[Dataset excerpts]
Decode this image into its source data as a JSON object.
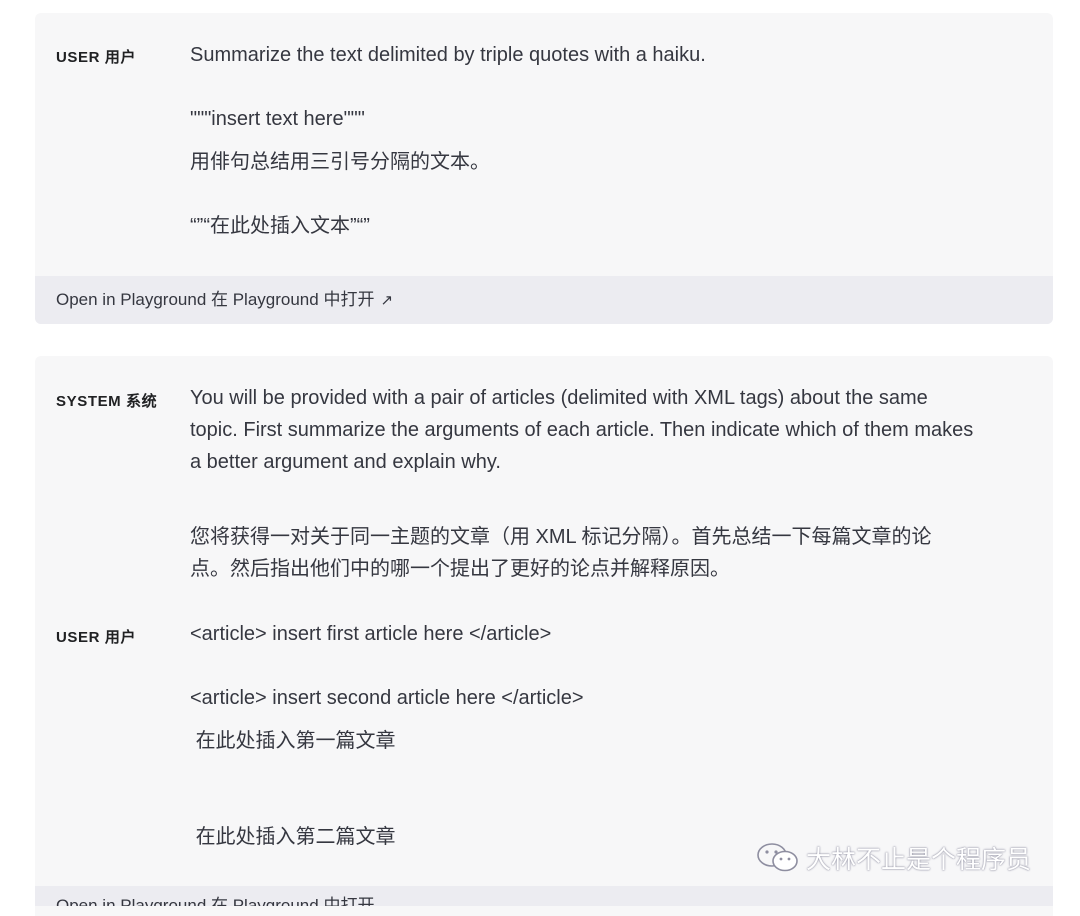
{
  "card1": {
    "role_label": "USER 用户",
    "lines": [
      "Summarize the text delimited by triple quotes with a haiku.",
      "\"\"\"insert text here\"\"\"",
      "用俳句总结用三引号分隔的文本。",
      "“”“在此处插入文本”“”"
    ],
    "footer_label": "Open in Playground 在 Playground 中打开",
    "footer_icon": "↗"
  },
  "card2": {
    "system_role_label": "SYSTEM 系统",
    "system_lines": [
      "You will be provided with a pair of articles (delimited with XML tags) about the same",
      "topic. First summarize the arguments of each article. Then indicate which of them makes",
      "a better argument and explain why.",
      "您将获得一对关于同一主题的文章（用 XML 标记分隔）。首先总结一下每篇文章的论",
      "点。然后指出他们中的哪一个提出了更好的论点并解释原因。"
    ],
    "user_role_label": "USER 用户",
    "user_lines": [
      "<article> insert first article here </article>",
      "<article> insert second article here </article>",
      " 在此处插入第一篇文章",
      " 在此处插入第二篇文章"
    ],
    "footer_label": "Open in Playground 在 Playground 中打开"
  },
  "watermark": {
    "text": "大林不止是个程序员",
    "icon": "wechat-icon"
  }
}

---

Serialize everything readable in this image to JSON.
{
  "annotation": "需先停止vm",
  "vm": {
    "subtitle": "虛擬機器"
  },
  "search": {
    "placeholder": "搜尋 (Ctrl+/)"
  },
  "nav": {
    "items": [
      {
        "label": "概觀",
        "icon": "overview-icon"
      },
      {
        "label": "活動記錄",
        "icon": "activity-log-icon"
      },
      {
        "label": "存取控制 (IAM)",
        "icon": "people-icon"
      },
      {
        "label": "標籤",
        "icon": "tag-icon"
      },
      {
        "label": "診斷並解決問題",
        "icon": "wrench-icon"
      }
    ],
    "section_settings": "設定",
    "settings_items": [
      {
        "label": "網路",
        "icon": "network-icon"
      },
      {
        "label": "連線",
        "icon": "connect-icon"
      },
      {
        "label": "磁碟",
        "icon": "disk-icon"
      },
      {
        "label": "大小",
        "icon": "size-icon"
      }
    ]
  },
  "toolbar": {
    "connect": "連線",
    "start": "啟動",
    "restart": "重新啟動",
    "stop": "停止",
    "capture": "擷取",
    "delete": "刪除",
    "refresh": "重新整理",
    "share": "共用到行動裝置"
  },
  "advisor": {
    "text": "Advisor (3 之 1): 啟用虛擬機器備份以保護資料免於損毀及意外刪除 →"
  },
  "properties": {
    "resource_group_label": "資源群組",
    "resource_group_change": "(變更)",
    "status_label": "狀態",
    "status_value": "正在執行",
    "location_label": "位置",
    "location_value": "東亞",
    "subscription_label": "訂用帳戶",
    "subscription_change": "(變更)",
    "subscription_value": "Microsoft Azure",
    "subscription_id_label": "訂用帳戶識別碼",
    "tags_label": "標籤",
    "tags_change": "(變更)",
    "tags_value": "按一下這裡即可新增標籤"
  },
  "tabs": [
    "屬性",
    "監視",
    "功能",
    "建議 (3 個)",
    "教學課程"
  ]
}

■ **REQUIREMENTS**
Count how many lines above include the word "JSON" and answer with that figure only.

■ **OUTPUT OF THE EXERCISE**
2